Document passage:
Allow me to quote for you the relevant results from Durrett, Probability: Theory and Examples (4th edition), so you can see the truth of the above statement for yourself.

(p.60) Theorem 2.2.7 Weak Law of Large Numbers Let $X_1, X_2, \dots$ be i.i.d. with $$x \mathbb{P}(|X_i|>x) \to 0 \quad as \quad x \to \infty \quad (for\,all\,i=1,2,\dots) $$ Let $S_n = X_1 + \dots + X_n$ and $\mu_n = \mathbb{E}[X_1 1_{|X_1 \ge n|}]$. Then $S_n/n - \mu_n \to 0$ in probability.

The condition, for each $X_i$ in the sequence of random variables, that $x \mathbb{P}(|X_i| > x) \to 0$ as $x \to \infty$ is strictly weaker than the existence of first moments -- i.e., there exist i.i.d. sequences of random variables which satisfy this condition but which do not have finite first moments. For an example, see the previous answer above.

(p.73) Theorem 2.4.1. Strong Law of Large Numbers Let $X_1, X_2, \dots$ be pairwise independent identically distributed random variables with $\mathbb{E}|X_i| < \infty$ (for all $i = 1, 2, \dots$). Let $\mathbb{E}X_i = \mu$ and $S_n = X_1 + \dots + X_n$. Then $S_n/n \to \mu$ almost surely as $n \to \infty$.

Raw records:
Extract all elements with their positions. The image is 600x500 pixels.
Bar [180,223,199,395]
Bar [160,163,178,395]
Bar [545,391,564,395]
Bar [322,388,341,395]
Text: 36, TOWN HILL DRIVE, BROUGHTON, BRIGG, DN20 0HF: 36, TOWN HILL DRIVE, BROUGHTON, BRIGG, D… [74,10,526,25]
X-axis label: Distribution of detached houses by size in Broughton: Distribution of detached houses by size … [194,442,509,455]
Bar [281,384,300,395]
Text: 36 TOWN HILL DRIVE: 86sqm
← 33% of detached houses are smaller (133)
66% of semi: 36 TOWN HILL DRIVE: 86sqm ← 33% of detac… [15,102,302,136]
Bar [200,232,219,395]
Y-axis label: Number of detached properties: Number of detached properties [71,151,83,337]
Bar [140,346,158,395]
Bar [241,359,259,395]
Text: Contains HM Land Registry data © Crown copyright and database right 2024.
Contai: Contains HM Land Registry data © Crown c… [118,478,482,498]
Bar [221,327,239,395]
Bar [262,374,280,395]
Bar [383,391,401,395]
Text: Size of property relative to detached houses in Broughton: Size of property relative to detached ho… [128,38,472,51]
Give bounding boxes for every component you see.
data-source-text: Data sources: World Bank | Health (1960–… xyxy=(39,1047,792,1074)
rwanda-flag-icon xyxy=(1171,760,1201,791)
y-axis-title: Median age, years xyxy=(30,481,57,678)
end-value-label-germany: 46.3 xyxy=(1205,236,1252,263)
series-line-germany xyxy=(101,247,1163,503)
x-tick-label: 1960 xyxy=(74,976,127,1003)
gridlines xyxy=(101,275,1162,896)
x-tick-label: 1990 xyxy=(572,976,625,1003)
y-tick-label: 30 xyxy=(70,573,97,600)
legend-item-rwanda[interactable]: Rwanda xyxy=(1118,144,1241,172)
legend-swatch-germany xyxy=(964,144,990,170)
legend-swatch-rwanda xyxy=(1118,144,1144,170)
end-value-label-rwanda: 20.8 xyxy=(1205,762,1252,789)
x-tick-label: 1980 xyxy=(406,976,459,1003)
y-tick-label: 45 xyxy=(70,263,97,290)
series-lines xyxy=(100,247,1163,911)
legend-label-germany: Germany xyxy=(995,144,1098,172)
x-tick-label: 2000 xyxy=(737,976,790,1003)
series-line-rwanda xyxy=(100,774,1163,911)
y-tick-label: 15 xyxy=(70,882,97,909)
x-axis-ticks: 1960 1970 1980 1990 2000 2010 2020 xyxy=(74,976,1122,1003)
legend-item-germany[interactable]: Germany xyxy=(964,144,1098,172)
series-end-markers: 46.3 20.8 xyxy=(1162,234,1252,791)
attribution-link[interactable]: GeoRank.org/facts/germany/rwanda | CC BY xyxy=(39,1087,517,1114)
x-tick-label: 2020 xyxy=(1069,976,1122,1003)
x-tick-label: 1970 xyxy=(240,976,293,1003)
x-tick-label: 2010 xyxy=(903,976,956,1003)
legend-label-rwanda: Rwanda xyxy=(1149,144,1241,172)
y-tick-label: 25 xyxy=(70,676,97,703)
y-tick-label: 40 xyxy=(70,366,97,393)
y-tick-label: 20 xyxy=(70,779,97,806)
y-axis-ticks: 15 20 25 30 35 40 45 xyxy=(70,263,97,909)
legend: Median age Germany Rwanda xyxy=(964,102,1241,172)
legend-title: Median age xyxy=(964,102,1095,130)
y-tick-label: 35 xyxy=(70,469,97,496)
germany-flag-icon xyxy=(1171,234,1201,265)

Exercise set:
1: Quote the text on the laws of large numbers in full, word for word.
2: Print the records from their first line through the line holding "Bar [241,359,259,395]", inclusive, reproducing each line exactly.
The text and the records have no connection to each other.

Answers to the exercises:
1:
Allow me to quote for you the relevant results from Durrett, Probability: Theory and Examples (4th edition), so you can see the truth of the above statement for yourself.

(p.60) Theorem 2.2.7 Weak Law of Large Numbers Let $X_1, X_2, \dots$ be i.i.d. with $$x \mathbb{P}(|X_i|>x) \to 0 \quad as \quad x \to \infty \quad (for\,all\,i=1,2,\dots) $$ Let $S_n = X_1 + \dots + X_n$ and $\mu_n = \mathbb{E}[X_1 1_{|X_1 \ge n|}]$. Then $S_n/n - \mu_n \to 0$ in probability.

The condition, for each $X_i$ in the sequence of random variables, that $x \mathbb{P}(|X_i| > x) \to 0$ as $x \to \infty$ is strictly weaker than the existence of first moments -- i.e., there exist i.i.d. sequences of random variables which satisfy this condition but which do not have finite first moments. For an example, see the previous answer above.

(p.73) Theorem 2.4.1. Strong Law of Large Numbers Let $X_1, X_2, \dots$ be pairwise independent identically distributed random variables with $\mathbb{E}|X_i| < \infty$ (for all $i = 1, 2, \dots$). Let $\mathbb{E}X_i = \mu$ and $S_n = X_1 + \dots + X_n$. Then $S_n/n \to \mu$ almost surely as $n \to \infty$.

2:
Extract all elements with their positions. The image is 600x500 pixels.
Bar [180,223,199,395]
Bar [160,163,178,395]
Bar [545,391,564,395]
Bar [322,388,341,395]
Text: 36, TOWN HILL DRIVE, BROUGHTON, BRIGG, DN20 0HF: 36, TOWN HILL DRIVE, BROUGHTON, BRIGG, D… [74,10,526,25]
X-axis label: Distribution of detached houses by size in Broughton: Distribution of detached houses by size … [194,442,509,455]
Bar [281,384,300,395]
Text: 36 TOWN HILL DRIVE: 86sqm
← 33% of detached houses are smaller (133)
66% of semi: 36 TOWN HILL DRIVE: 86sqm ← 33% of detac… [15,102,302,136]
Bar [200,232,219,395]
Y-axis label: Number of detached properties: Number of detached properties [71,151,83,337]
Bar [140,346,158,395]
Bar [241,359,259,395]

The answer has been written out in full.